**WORK TO BE COMPLETED:** Exactly repeat the full listing that follows.

──────── RECORDS TO PROCESS

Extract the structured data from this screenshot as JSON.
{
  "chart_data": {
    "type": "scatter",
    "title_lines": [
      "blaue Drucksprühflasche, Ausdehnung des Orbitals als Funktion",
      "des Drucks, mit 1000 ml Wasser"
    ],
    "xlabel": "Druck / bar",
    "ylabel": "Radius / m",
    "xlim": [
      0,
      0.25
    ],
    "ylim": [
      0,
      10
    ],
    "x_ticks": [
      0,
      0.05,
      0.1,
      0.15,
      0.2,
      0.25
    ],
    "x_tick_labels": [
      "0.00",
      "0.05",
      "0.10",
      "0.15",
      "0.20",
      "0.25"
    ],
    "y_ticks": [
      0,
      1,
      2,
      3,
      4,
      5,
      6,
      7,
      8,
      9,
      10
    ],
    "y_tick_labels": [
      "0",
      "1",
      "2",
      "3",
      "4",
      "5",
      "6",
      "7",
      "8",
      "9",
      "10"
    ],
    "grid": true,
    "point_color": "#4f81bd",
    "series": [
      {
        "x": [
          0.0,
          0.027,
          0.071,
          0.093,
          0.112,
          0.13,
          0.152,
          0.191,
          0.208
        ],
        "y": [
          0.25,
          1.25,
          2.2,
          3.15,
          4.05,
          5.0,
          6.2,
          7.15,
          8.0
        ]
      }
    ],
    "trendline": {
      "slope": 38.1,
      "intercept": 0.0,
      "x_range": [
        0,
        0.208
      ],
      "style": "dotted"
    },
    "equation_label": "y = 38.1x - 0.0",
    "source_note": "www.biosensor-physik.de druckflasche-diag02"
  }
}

────────────────

**EXERCISE RESPONSE:**
Extract the structured data from this screenshot as JSON.
{
  "chart_data": {
    "type": "scatter",
    "title_lines": [
      "blaue Drucksprühflasche, Ausdehnung des Orbitals als Funktion",
      "des Drucks, mit 1000 ml Wasser"
    ],
    "xlabel": "Druck / bar",
    "ylabel": "Radius / m",
    "xlim": [
      0,
      0.25
    ],
    "ylim": [
      0,
      10
    ],
    "x_ticks": [
      0,
      0.05,
      0.1,
      0.15,
      0.2,
      0.25
    ],
    "x_tick_labels": [
      "0.00",
      "0.05",
      "0.10",
      "0.15",
      "0.20",
      "0.25"
    ],
    "y_ticks": [
      0,
      1,
      2,
      3,
      4,
      5,
      6,
      7,
      8,
      9,
      10
    ],
    "y_tick_labels": [
      "0",
      "1",
      "2",
      "3",
      "4",
      "5",
      "6",
      "7",
      "8",
      "9",
      "10"
    ],
    "grid": true,
    "point_color": "#4f81bd",
    "series": [
      {
        "x": [
          0.0,
          0.027,
          0.071,
          0.093,
          0.112,
          0.13,
          0.152,
          0.191,
          0.208
        ],
        "y": [
          0.25,
          1.25,
          2.2,
          3.15,
          4.05,
          5.0,
          6.2,
          7.15,
          8.0
        ]
      }
    ],
    "trendline": {
      "slope": 38.1,
      "intercept": 0.0,
      "x_range": [
        0,
        0.208
      ],
      "style": "dotted"
    },
    "equation_label": "y = 38.1x - 0.0",
    "source_note": "www.biosensor-physik.de druckflasche-diag02"
  }
}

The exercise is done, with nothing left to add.